## SHORT TASK
Write out the whole of the material exactly.
• • • • • • •
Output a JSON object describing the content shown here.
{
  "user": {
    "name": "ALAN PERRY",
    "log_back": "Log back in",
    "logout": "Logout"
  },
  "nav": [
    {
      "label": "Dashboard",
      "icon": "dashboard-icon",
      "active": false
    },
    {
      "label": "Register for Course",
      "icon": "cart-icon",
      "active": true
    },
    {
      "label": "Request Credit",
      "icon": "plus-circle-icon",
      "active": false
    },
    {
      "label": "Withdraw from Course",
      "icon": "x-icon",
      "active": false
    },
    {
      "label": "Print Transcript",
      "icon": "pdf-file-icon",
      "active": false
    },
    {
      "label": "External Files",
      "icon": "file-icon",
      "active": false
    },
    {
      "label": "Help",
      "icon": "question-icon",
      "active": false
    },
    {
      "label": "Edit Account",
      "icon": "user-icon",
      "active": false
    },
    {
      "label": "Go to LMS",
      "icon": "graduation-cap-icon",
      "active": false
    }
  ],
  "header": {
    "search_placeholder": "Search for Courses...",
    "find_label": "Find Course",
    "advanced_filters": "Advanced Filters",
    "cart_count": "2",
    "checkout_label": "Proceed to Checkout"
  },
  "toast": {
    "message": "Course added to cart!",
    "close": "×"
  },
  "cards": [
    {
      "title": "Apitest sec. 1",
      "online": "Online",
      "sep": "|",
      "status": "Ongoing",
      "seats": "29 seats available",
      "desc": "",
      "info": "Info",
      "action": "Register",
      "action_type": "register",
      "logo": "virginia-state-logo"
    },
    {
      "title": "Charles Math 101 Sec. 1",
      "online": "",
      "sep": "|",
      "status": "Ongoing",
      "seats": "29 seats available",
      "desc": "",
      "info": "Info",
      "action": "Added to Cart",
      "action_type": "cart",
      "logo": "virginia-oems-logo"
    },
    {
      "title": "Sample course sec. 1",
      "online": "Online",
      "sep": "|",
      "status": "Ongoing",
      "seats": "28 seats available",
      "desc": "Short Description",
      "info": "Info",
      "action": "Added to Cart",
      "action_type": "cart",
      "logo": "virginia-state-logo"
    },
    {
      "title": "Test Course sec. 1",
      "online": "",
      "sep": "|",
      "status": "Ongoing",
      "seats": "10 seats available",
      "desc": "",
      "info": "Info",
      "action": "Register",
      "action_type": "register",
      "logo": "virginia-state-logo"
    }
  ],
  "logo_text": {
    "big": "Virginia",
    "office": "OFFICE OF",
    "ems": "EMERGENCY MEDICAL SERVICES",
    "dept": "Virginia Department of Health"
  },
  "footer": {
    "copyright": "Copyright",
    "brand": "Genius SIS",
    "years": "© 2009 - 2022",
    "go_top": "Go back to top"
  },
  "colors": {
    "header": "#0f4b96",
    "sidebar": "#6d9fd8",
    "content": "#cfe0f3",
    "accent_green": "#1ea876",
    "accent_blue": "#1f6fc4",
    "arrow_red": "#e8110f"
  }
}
• • • • • • •
## FINISHED EXERCISE
Output a JSON object describing the content shown here.
{
  "user": {
    "name": "ALAN PERRY",
    "log_back": "Log back in",
    "logout": "Logout"
  },
  "nav": [
    {
      "label": "Dashboard",
      "icon": "dashboard-icon",
      "active": false
    },
    {
      "label": "Register for Course",
      "icon": "cart-icon",
      "active": true
    },
    {
      "label": "Request Credit",
      "icon": "plus-circle-icon",
      "active": false
    },
    {
      "label": "Withdraw from Course",
      "icon": "x-icon",
      "active": false
    },
    {
      "label": "Print Transcript",
      "icon": "pdf-file-icon",
      "active": false
    },
    {
      "label": "External Files",
      "icon": "file-icon",
      "active": false
    },
    {
      "label": "Help",
      "icon": "question-icon",
      "active": false
    },
    {
      "label": "Edit Account",
      "icon": "user-icon",
      "active": false
    },
    {
      "label": "Go to LMS",
      "icon": "graduation-cap-icon",
      "active": false
    }
  ],
  "header": {
    "search_placeholder": "Search for Courses...",
    "find_label": "Find Course",
    "advanced_filters": "Advanced Filters",
    "cart_count": "2",
    "checkout_label": "Proceed to Checkout"
  },
  "toast": {
    "message": "Course added to cart!",
    "close": "×"
  },
  "cards": [
    {
      "title": "Apitest sec. 1",
      "online": "Online",
      "sep": "|",
      "status": "Ongoing",
      "seats": "29 seats available",
      "desc": "",
      "info": "Info",
      "action": "Register",
      "action_type": "register",
      "logo": "virginia-state-logo"
    },
    {
      "title": "Charles Math 101 Sec. 1",
      "online": "",
      "sep": "|",
      "status": "Ongoing",
      "seats": "29 seats available",
      "desc": "",
      "info": "Info",
      "action": "Added to Cart",
      "action_type": "cart",
      "logo": "virginia-oems-logo"
    },
    {
      "title": "Sample course sec. 1",
      "online": "Online",
      "sep": "|",
      "status": "Ongoing",
      "seats": "28 seats available",
      "desc": "Short Description",
      "info": "Info",
      "action": "Added to Cart",
      "action_type": "cart",
      "logo": "virginia-state-logo"
    },
    {
      "title": "Test Course sec. 1",
      "online": "",
      "sep": "|",
      "status": "Ongoing",
      "seats": "10 seats available",
      "desc": "",
      "info": "Info",
      "action": "Register",
      "action_type": "register",
      "logo": "virginia-state-logo"
    }
  ],
  "logo_text": {
    "big": "Virginia",
    "office": "OFFICE OF",
    "ems": "EMERGENCY MEDICAL SERVICES",
    "dept": "Virginia Department of Health"
  },
  "footer": {
    "copyright": "Copyright",
    "brand": "Genius SIS",
    "years": "© 2009 - 2022",
    "go_top": "Go back to top"
  },
  "colors": {
    "header": "#0f4b96",
    "sidebar": "#6d9fd8",
    "content": "#cfe0f3",
    "accent_green": "#1ea876",
    "accent_blue": "#1f6fc4",
    "arrow_red": "#e8110f"
  }
}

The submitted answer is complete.